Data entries
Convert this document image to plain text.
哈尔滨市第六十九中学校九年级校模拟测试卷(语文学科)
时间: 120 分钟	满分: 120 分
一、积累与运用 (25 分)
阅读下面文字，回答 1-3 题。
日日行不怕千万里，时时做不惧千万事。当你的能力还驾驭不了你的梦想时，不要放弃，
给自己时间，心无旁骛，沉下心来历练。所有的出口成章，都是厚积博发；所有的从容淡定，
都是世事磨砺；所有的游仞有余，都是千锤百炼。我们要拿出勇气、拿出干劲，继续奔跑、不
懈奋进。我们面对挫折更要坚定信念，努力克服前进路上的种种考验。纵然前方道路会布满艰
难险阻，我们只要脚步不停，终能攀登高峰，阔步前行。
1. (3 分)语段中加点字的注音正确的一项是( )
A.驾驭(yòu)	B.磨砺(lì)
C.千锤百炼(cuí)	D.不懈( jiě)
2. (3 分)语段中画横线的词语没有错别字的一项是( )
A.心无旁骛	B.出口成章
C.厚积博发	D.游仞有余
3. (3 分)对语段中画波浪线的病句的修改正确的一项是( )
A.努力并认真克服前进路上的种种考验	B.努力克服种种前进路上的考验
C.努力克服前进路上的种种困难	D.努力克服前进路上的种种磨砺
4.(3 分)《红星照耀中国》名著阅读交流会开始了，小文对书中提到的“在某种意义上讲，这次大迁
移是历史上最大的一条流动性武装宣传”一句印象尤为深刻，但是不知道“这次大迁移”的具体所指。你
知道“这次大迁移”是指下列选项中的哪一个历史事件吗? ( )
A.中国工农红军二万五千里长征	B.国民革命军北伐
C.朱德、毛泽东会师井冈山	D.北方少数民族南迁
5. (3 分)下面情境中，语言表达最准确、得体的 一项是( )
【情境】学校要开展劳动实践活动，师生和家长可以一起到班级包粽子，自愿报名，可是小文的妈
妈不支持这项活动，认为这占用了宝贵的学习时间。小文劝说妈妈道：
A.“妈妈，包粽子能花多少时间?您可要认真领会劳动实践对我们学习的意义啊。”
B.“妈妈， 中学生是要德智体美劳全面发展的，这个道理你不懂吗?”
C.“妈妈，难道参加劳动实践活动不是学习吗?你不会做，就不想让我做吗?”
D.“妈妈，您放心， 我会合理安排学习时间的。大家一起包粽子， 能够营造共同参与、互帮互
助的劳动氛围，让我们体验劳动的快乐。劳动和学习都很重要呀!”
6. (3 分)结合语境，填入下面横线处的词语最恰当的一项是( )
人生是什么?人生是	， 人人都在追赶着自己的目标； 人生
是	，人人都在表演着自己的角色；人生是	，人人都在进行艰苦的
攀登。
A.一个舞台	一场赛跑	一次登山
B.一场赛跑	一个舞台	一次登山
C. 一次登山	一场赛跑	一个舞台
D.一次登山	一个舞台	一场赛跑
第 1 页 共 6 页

_Required work_.
Recopy the whole listing exactly.

_Answer to the task_.
Convert this document image to plain text.
哈尔滨市第六十九中学校九年级校模拟测试卷(语文学科)
时间: 120 分钟	满分: 120 分
一、积累与运用 (25 分)
阅读下面文字，回答 1-3 题。
日日行不怕千万里，时时做不惧千万事。当你的能力还驾驭不了你的梦想时，不要放弃，
给自己时间，心无旁骛，沉下心来历练。所有的出口成章，都是厚积博发；所有的从容淡定，
都是世事磨砺；所有的游仞有余，都是千锤百炼。我们要拿出勇气、拿出干劲，继续奔跑、不
懈奋进。我们面对挫折更要坚定信念，努力克服前进路上的种种考验。纵然前方道路会布满艰
难险阻，我们只要脚步不停，终能攀登高峰，阔步前行。
1. (3 分)语段中加点字的注音正确的一项是( )
A.驾驭(yòu)	B.磨砺(lì)
C.千锤百炼(cuí)	D.不懈( jiě)
2. (3 分)语段中画横线的词语没有错别字的一项是( )
A.心无旁骛	B.出口成章
C.厚积博发	D.游仞有余
3. (3 分)对语段中画波浪线的病句的修改正确的一项是( )
A.努力并认真克服前进路上的种种考验	B.努力克服种种前进路上的考验
C.努力克服前进路上的种种困难	D.努力克服前进路上的种种磨砺
4.(3 分)《红星照耀中国》名著阅读交流会开始了，小文对书中提到的“在某种意义上讲，这次大迁
移是历史上最大的一条流动性武装宣传”一句印象尤为深刻，但是不知道“这次大迁移”的具体所指。你
知道“这次大迁移”是指下列选项中的哪一个历史事件吗? ( )
A.中国工农红军二万五千里长征	B.国民革命军北伐
C.朱德、毛泽东会师井冈山	D.北方少数民族南迁
5. (3 分)下面情境中，语言表达最准确、得体的 一项是( )
【情境】学校要开展劳动实践活动，师生和家长可以一起到班级包粽子，自愿报名，可是小文的妈
妈不支持这项活动，认为这占用了宝贵的学习时间。小文劝说妈妈道：
A.“妈妈，包粽子能花多少时间?您可要认真领会劳动实践对我们学习的意义啊。”
B.“妈妈， 中学生是要德智体美劳全面发展的，这个道理你不懂吗?”
C.“妈妈，难道参加劳动实践活动不是学习吗?你不会做，就不想让我做吗?”
D.“妈妈，您放心， 我会合理安排学习时间的。大家一起包粽子， 能够营造共同参与、互帮互
助的劳动氛围，让我们体验劳动的快乐。劳动和学习都很重要呀!”
6. (3 分)结合语境，填入下面横线处的词语最恰当的一项是( )
人生是什么?人生是	， 人人都在追赶着自己的目标； 人生
是	，人人都在表演着自己的角色；人生是	，人人都在进行艰苦的
攀登。
A.一个舞台	一场赛跑	一次登山
B.一场赛跑	一个舞台	一次登山
C. 一次登山	一场赛跑	一个舞台
D.一次登山	一个舞台	一场赛跑
第 1 页 共 6 页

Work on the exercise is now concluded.